◆ Goal of the exercise
From the listing below, pick out each line with the word "Demand".

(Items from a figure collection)
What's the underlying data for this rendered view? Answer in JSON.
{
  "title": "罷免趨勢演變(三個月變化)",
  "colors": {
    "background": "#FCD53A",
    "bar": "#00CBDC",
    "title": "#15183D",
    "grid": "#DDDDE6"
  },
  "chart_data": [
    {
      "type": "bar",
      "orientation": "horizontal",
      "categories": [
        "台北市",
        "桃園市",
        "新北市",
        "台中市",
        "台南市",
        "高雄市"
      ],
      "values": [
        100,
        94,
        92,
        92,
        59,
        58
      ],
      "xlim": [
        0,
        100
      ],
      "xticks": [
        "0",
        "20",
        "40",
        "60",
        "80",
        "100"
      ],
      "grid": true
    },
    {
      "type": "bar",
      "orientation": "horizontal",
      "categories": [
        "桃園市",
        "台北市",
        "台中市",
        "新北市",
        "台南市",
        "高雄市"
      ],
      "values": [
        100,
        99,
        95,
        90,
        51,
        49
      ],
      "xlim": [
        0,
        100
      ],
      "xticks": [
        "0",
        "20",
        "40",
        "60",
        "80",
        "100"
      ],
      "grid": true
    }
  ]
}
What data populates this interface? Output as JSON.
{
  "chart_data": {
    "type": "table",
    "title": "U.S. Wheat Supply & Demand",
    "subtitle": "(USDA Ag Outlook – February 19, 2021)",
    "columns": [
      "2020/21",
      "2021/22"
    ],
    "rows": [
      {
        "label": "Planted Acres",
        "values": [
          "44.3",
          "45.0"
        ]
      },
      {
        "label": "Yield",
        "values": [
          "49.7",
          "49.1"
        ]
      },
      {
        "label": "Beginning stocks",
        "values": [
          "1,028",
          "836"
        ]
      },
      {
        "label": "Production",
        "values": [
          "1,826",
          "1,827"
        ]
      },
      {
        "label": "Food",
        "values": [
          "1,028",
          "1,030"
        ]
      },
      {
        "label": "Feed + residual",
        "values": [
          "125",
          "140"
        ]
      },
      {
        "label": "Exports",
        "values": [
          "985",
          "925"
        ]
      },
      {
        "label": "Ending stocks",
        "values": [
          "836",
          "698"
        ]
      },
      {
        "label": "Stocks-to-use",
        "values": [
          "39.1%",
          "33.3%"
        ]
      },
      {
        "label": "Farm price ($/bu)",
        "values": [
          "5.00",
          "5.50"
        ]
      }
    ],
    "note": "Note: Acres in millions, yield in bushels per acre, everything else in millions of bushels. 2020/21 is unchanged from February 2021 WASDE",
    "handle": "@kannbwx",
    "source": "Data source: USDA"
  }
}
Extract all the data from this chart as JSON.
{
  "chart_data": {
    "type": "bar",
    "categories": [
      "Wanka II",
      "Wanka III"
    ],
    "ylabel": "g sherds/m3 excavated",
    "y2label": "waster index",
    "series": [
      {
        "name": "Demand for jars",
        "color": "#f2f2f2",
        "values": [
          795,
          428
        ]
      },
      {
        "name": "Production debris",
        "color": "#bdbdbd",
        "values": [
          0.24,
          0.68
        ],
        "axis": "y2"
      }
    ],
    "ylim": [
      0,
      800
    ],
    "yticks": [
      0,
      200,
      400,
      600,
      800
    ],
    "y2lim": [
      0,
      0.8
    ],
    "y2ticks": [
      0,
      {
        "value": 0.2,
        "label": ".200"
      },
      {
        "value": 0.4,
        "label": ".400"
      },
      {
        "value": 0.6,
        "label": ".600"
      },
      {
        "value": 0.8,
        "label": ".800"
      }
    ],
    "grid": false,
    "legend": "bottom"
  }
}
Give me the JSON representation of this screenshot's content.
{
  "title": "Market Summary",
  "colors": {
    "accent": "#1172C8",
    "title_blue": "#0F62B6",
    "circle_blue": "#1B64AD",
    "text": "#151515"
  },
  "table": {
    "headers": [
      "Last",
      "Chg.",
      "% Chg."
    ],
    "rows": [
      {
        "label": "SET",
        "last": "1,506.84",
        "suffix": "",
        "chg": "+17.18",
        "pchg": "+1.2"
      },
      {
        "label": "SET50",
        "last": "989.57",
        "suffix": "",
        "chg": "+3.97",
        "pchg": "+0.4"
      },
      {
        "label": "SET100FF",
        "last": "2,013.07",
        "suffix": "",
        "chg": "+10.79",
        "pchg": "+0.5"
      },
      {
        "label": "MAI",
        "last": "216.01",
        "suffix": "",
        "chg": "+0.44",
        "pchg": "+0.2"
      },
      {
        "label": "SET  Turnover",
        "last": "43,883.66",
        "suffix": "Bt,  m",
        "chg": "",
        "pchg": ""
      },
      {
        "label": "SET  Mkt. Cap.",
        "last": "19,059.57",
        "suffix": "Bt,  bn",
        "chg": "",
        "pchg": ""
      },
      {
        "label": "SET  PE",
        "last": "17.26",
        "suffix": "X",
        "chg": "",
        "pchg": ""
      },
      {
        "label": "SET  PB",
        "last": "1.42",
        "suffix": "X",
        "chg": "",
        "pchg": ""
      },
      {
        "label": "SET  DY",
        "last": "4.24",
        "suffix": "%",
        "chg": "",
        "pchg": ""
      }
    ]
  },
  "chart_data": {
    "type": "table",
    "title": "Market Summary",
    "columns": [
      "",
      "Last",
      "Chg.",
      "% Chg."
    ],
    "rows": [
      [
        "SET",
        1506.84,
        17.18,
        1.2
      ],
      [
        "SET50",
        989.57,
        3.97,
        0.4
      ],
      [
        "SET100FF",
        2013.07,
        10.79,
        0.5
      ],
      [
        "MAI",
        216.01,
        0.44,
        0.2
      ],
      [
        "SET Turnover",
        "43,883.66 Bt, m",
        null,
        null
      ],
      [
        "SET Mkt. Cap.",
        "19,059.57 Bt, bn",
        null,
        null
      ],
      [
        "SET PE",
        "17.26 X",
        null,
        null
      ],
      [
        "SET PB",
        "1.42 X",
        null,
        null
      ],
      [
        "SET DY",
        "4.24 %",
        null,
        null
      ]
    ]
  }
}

◆ Output of the task
    "title": "U.S. Wheat Supply & Demand",
        "name": "Demand for jars",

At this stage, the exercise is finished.